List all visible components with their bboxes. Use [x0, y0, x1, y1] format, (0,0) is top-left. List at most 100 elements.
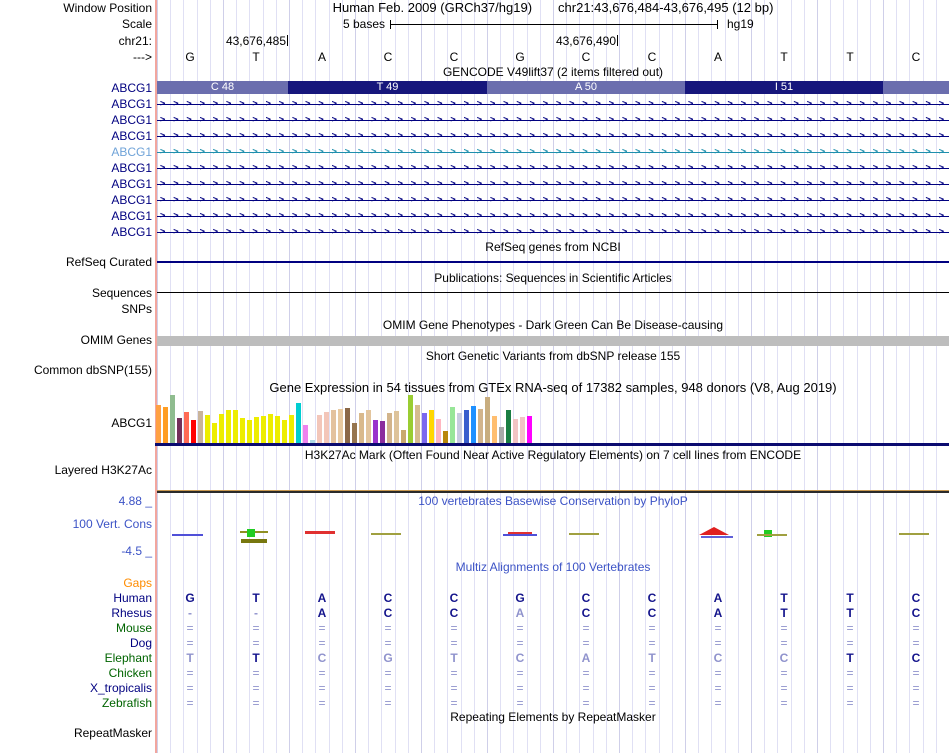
track-label-abcg1-3[interactable]: ABCG1	[111, 113, 152, 127]
gencode-codon-block[interactable]	[883, 81, 949, 94]
gtex-tissue-bar[interactable]	[485, 397, 490, 443]
track-label-abcg1-7[interactable]: ABCG1	[111, 177, 152, 191]
gtex-tissue-bar[interactable]	[338, 409, 343, 443]
gtex-tissue-bar[interactable]	[506, 410, 511, 443]
gtex-tissue-bar[interactable]	[408, 395, 413, 443]
gencode-codon-block[interactable]: C 48	[157, 81, 288, 94]
track-label-abcg1-10[interactable]: ABCG1	[111, 225, 152, 239]
gencode-codon-block[interactable]: T 49	[288, 81, 487, 94]
gtex-tissue-bar[interactable]	[198, 411, 203, 443]
strand-direction-label[interactable]: --->	[133, 50, 152, 64]
gtex-tissue-bar[interactable]	[331, 410, 336, 443]
gtex-tissue-bar[interactable]	[359, 413, 364, 443]
publications-sequence-line[interactable]	[157, 292, 949, 293]
gtex-tissue-bar[interactable]	[247, 420, 252, 443]
gtex-tissue-bar[interactable]	[373, 420, 378, 443]
species-label-rhesus[interactable]: Rhesus	[111, 606, 152, 620]
gtex-tissue-bar[interactable]	[366, 410, 371, 443]
gencode-transcript-row[interactable]: >>>>>>>>>>>>>>>>>>>>>>>>>>>>>>>>>>>>>>>>…	[157, 194, 949, 206]
gtex-tissue-bar[interactable]	[478, 409, 483, 443]
gtex-tissue-bar[interactable]	[492, 416, 497, 443]
species-label-dog[interactable]: Dog	[129, 636, 152, 650]
gencode-transcript-row[interactable]: >>>>>>>>>>>>>>>>>>>>>>>>>>>>>>>>>>>>>>>>…	[157, 130, 949, 142]
track-label-abcg1-5[interactable]: ABCG1	[111, 145, 152, 159]
gencode-transcript-row[interactable]: >>>>>>>>>>>>>>>>>>>>>>>>>>>>>>>>>>>>>>>>…	[157, 178, 949, 190]
gencode-codon-block[interactable]: I 51	[685, 81, 883, 94]
gtex-tissue-bar[interactable]	[177, 418, 182, 443]
track-label-snps[interactable]: SNPs	[121, 302, 152, 316]
gencode-transcript-row[interactable]: >>>>>>>>>>>>>>>>>>>>>>>>>>>>>>>>>>>>>>>>…	[157, 98, 949, 110]
gencode-transcript-row[interactable]: >>>>>>>>>>>>>>>>>>>>>>>>>>>>>>>>>>>>>>>>…	[157, 114, 949, 126]
gtex-tissue-bar[interactable]	[205, 415, 210, 443]
gtex-tissue-bar[interactable]	[345, 408, 350, 443]
track-label-common-dbsnp[interactable]: Common dbSNP(155)	[33, 363, 152, 377]
gtex-tissue-bar[interactable]	[156, 405, 161, 443]
species-label-zebrafish[interactable]: Zebrafish	[101, 696, 152, 710]
track-label-gtex-abcg1[interactable]: ABCG1	[111, 416, 152, 430]
gtex-tissue-bar[interactable]	[380, 421, 385, 443]
species-label-chicken[interactable]: Chicken	[108, 666, 152, 680]
gtex-tissue-bar[interactable]	[240, 418, 245, 443]
gtex-tissue-bar[interactable]	[289, 415, 294, 443]
track-label-sequences[interactable]: Sequences	[91, 286, 152, 300]
species-label-gaps[interactable]: Gaps	[123, 576, 152, 590]
gtex-tissue-bar[interactable]	[499, 427, 504, 443]
alignment-row-zebrafish[interactable]: = = = = = = = = = = = =	[157, 696, 949, 710]
refseq-gene-line[interactable]	[157, 261, 949, 263]
gtex-tissue-bar[interactable]	[422, 413, 427, 443]
gtex-tissue-bar[interactable]	[443, 431, 448, 443]
gtex-tissue-bar[interactable]	[296, 403, 301, 443]
track-label-refseq-curated[interactable]: RefSeq Curated	[65, 255, 152, 269]
gtex-tissue-bar[interactable]	[303, 425, 308, 443]
gtex-tissue-bar[interactable]	[387, 413, 392, 443]
track-label-100-vert-cons[interactable]: 100 Vert. Cons	[72, 517, 152, 531]
gtex-tissue-bar[interactable]	[254, 417, 259, 443]
gtex-tissue-bar[interactable]	[310, 440, 315, 443]
gtex-tissue-bar[interactable]	[450, 407, 455, 443]
track-label-abcg1-6[interactable]: ABCG1	[111, 161, 152, 175]
species-label-mouse[interactable]: Mouse	[115, 621, 152, 635]
gtex-tissue-bar[interactable]	[436, 419, 441, 443]
gencode-codon-block[interactable]: A 50	[487, 81, 685, 94]
species-label-x_tropicalis[interactable]: X_tropicalis	[89, 681, 152, 695]
gtex-tissue-bar[interactable]	[233, 410, 238, 443]
gtex-tissue-bar[interactable]	[261, 416, 266, 443]
track-label-abcg1-2[interactable]: ABCG1	[111, 97, 152, 111]
gtex-tissue-bar[interactable]	[163, 407, 168, 443]
alignment-row-chicken[interactable]: = = = = = = = = = = = =	[157, 666, 949, 680]
gtex-tissue-bar[interactable]	[471, 406, 476, 443]
species-label-elephant[interactable]: Elephant	[104, 651, 152, 665]
gtex-tissue-bar[interactable]	[513, 419, 518, 443]
gencode-transcript-row[interactable]: >>>>>>>>>>>>>>>>>>>>>>>>>>>>>>>>>>>>>>>>…	[157, 162, 949, 174]
gtex-tissue-bar[interactable]	[527, 416, 532, 443]
h3k27ac-signal-line[interactable]	[157, 490, 949, 493]
gtex-tissue-bar[interactable]	[212, 423, 217, 443]
track-label-omim-genes[interactable]: OMIM Genes	[80, 333, 152, 347]
omim-gene-bar[interactable]	[157, 336, 949, 346]
track-label-layered-h3k27ac[interactable]: Layered H3K27Ac	[54, 463, 152, 477]
gencode-transcript-row[interactable]: >>>>>>>>>>>>>>>>>>>>>>>>>>>>>>>>>>>>>>>>…	[157, 226, 949, 238]
gencode-transcript-row[interactable]: >>>>>>>>>>>>>>>>>>>>>>>>>>>>>>>>>>>>>>>>…	[157, 146, 949, 158]
track-label-abcg1-exon[interactable]: ABCG1	[111, 81, 152, 95]
alignment-row-x_tropicalis[interactable]: = = = = = = = = = = = =	[157, 681, 949, 695]
gtex-tissue-bar[interactable]	[394, 411, 399, 443]
track-label-abcg1-4[interactable]: ABCG1	[111, 129, 152, 143]
gtex-tissue-bar[interactable]	[401, 430, 406, 443]
gtex-tissue-bar[interactable]	[219, 414, 224, 443]
gtex-tissue-bar[interactable]	[226, 410, 231, 443]
gtex-tissue-bar[interactable]	[415, 405, 420, 443]
gtex-tissue-bar[interactable]	[464, 410, 469, 443]
gtex-tissue-bar[interactable]	[191, 420, 196, 443]
gtex-tissue-bar[interactable]	[268, 414, 273, 443]
gtex-tissue-bar[interactable]	[317, 415, 322, 443]
alignment-row-dog[interactable]: = = = = = = = = = = = =	[157, 636, 949, 650]
gtex-tissue-bar[interactable]	[520, 417, 525, 443]
gtex-expression-bar-chart[interactable]	[155, 395, 535, 443]
gtex-tissue-bar[interactable]	[170, 395, 175, 443]
gtex-tissue-bar[interactable]	[184, 412, 189, 443]
gtex-tissue-bar[interactable]	[429, 410, 434, 443]
track-label-abcg1-8[interactable]: ABCG1	[111, 193, 152, 207]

..............................

Scan the listing above. Gather each line that contains the word "codon".

gencode-codon-block[interactable]	[883, 81, 949, 94]
gencode-codon-block[interactable]: C 48	[157, 81, 288, 94]
gencode-codon-block[interactable]: T 49	[288, 81, 487, 94]
gencode-codon-block[interactable]: I 51	[685, 81, 883, 94]
gencode-codon-block[interactable]: A 50	[487, 81, 685, 94]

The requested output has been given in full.